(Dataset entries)
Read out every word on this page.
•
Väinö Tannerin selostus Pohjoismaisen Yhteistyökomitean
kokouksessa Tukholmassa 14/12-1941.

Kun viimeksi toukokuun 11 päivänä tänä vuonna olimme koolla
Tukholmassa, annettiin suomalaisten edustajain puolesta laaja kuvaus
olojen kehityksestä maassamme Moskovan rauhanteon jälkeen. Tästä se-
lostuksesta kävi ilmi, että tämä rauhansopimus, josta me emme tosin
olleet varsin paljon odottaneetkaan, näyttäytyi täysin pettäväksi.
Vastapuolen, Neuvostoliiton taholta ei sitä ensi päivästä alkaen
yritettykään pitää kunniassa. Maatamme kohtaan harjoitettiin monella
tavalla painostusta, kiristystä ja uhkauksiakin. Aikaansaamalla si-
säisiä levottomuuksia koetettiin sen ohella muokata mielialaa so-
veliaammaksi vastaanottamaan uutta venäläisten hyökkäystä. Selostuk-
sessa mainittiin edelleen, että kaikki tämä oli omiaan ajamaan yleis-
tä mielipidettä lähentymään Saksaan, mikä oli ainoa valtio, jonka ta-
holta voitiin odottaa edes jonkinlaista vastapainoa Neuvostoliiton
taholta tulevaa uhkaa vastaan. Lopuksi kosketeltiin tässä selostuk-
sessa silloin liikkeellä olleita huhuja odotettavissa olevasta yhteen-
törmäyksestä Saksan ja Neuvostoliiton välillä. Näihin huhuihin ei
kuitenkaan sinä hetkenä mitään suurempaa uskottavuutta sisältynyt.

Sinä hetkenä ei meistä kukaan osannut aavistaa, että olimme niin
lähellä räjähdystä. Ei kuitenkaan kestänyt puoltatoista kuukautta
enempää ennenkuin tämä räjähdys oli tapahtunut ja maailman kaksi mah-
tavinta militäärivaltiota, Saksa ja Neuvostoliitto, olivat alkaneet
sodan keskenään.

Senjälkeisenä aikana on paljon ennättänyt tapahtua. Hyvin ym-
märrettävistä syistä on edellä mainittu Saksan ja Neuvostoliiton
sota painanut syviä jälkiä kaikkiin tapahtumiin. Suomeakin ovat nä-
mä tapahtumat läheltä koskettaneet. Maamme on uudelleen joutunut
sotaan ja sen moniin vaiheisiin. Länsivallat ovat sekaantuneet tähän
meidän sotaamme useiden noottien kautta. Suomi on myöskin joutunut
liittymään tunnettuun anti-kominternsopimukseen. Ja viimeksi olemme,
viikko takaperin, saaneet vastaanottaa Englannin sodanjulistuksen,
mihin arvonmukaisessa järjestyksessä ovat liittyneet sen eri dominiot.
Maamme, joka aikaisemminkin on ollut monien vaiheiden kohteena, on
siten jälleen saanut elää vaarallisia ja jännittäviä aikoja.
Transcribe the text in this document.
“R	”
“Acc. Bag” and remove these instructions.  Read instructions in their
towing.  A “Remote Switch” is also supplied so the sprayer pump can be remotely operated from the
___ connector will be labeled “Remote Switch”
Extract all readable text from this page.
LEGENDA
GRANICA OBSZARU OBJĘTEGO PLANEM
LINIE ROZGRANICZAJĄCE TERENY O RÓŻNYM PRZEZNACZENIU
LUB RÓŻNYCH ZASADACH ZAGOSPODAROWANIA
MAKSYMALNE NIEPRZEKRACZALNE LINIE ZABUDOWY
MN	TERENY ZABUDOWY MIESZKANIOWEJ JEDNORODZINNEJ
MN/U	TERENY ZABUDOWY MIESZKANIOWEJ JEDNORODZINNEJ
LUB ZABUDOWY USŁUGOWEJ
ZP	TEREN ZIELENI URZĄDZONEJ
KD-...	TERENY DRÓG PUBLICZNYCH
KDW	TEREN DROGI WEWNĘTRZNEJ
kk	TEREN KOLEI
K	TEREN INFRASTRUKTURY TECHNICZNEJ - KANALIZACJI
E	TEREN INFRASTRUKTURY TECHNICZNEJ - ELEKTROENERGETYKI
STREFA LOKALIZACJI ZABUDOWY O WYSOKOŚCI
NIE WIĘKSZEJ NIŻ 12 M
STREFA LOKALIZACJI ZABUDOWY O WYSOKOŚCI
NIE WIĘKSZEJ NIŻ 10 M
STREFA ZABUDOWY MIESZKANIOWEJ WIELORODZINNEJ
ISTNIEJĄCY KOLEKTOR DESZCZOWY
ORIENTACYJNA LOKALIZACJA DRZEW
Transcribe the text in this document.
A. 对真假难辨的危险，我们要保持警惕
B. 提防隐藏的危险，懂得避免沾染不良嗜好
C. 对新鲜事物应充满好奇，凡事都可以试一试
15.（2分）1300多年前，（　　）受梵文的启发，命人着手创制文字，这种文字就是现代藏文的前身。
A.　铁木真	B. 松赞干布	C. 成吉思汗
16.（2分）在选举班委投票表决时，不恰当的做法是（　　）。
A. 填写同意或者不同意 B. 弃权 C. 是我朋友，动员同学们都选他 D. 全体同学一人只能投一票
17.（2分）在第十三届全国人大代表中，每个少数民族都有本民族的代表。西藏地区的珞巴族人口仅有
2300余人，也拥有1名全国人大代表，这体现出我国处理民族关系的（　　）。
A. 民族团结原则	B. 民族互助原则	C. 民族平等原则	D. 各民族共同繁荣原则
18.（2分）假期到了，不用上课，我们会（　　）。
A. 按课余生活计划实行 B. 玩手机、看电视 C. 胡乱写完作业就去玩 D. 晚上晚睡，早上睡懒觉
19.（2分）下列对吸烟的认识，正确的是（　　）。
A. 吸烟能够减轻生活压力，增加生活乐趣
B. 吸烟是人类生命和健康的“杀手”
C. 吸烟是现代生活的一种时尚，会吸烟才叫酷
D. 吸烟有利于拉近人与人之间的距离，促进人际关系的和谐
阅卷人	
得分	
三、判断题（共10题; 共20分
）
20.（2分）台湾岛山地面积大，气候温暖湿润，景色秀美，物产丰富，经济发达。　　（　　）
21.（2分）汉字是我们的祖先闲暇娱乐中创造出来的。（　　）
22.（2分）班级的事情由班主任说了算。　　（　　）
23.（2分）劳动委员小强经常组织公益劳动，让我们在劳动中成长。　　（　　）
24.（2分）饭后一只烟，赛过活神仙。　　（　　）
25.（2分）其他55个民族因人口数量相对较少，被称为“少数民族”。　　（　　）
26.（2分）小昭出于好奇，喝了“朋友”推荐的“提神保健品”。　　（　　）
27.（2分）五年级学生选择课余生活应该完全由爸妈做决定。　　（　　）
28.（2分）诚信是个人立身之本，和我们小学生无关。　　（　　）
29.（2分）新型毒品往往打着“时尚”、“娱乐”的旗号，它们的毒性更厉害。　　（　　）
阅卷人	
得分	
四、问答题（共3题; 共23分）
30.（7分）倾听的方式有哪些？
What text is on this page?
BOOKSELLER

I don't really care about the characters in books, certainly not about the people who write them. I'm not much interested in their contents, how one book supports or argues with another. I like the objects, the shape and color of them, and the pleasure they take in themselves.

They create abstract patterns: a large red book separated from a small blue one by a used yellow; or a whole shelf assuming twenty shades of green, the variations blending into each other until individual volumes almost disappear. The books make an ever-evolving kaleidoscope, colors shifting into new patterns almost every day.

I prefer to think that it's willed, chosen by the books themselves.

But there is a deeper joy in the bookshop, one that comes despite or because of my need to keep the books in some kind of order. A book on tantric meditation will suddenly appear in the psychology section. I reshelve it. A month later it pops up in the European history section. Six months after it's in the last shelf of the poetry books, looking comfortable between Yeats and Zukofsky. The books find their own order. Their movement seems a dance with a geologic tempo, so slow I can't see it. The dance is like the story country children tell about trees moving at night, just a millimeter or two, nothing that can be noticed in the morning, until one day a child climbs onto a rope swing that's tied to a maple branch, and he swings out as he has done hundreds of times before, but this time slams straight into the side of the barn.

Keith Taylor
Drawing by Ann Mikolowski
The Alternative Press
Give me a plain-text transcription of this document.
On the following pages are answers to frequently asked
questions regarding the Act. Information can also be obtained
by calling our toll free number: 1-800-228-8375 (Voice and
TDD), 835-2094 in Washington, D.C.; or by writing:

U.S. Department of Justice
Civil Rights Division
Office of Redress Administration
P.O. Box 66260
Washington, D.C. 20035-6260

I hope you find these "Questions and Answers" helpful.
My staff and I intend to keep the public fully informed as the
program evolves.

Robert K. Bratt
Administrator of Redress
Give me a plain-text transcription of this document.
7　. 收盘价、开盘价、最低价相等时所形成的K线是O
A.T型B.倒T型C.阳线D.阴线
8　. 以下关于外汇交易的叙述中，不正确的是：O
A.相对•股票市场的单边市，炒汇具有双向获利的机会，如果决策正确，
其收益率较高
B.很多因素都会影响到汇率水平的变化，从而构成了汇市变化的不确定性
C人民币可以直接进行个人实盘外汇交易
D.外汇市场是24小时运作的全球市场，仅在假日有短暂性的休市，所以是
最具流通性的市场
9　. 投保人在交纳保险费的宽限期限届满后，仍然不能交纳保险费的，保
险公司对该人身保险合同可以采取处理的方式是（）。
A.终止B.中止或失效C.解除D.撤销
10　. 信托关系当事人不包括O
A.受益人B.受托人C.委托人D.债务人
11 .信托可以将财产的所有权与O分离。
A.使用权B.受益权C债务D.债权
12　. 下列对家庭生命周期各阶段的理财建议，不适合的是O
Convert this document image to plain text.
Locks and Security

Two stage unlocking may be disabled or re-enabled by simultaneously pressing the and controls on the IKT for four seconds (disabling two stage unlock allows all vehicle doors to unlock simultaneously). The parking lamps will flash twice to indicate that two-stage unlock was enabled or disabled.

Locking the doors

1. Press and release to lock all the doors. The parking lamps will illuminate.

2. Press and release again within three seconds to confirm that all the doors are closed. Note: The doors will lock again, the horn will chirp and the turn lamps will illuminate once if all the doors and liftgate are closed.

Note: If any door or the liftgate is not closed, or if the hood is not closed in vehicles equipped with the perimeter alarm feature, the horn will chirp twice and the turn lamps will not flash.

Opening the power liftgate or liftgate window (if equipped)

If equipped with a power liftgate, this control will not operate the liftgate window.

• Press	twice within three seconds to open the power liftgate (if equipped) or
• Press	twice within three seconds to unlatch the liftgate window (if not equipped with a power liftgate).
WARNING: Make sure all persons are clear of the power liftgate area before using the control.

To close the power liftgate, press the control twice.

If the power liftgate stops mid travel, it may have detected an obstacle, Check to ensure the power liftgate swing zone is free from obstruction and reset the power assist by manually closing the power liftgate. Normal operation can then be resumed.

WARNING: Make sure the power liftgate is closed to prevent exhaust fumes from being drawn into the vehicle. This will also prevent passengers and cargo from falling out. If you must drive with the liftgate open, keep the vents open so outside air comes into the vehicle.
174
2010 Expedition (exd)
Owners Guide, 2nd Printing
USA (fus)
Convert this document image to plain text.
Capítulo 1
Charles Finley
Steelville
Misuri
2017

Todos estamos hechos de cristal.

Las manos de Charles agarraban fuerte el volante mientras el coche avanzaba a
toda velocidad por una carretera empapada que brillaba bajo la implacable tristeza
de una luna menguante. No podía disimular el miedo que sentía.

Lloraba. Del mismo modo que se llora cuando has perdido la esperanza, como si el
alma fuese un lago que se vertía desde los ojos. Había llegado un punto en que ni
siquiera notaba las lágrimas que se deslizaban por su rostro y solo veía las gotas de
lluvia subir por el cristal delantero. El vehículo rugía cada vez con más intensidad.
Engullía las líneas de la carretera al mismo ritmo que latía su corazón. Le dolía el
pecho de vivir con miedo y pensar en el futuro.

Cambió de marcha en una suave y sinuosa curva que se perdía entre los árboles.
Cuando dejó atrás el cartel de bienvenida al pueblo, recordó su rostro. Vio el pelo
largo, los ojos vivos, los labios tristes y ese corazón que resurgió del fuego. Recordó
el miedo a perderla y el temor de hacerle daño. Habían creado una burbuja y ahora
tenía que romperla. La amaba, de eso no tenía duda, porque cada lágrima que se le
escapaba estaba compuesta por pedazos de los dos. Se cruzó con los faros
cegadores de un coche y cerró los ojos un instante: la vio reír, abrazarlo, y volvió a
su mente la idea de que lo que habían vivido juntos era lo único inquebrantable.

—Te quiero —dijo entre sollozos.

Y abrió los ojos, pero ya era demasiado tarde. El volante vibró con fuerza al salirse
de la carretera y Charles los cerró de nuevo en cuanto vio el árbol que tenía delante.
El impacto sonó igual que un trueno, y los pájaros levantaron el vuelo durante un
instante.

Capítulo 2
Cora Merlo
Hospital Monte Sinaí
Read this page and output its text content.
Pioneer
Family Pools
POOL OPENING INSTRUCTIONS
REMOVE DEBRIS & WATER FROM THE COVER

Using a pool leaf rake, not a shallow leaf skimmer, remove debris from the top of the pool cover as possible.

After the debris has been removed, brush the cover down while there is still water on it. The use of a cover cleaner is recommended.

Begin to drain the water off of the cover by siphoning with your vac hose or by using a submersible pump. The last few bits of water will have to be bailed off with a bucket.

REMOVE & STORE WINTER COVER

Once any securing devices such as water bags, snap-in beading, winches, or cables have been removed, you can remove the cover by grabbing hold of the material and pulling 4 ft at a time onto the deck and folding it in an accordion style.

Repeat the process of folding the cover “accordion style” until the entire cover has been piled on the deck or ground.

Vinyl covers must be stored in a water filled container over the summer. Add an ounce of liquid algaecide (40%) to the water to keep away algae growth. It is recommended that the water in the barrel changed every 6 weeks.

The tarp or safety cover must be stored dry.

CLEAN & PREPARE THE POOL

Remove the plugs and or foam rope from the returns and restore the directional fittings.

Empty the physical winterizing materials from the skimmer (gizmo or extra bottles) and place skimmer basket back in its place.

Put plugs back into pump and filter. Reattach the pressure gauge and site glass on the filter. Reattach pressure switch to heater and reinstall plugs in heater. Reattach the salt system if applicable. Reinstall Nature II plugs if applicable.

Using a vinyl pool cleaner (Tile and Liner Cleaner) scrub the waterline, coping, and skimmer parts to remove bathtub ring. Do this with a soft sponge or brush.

* Your instructions *
Show every line where the string "Tukholmassa" appears.

* Result *
kokouksessa Tukholmassa 14/12-1941.
Tukholmassa, annettiin suomalaisten edustajain puolesta laaja kuvaus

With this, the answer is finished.